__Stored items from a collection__
•••
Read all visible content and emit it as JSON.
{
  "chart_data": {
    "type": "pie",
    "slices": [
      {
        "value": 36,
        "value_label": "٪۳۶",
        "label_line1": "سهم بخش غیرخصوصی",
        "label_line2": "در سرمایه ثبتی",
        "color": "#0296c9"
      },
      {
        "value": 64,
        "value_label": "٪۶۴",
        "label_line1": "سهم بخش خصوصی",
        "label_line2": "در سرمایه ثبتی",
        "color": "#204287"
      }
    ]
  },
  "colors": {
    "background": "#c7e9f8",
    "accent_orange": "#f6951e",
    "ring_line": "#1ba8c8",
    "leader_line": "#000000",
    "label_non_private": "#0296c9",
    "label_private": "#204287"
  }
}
•••
__Set exercise__
Return what is listed above, exactly and completely.

__Task output__
Read all visible content and emit it as JSON.
{
  "chart_data": {
    "type": "pie",
    "slices": [
      {
        "value": 36,
        "value_label": "٪۳۶",
        "label_line1": "سهم بخش غیرخصوصی",
        "label_line2": "در سرمایه ثبتی",
        "color": "#0296c9"
      },
      {
        "value": 64,
        "value_label": "٪۶۴",
        "label_line1": "سهم بخش خصوصی",
        "label_line2": "در سرمایه ثبتی",
        "color": "#204287"
      }
    ]
  },
  "colors": {
    "background": "#c7e9f8",
    "accent_orange": "#f6951e",
    "ring_line": "#1ba8c8",
    "leader_line": "#000000",
    "label_non_private": "#0296c9",
    "label_private": "#204287"
  }
}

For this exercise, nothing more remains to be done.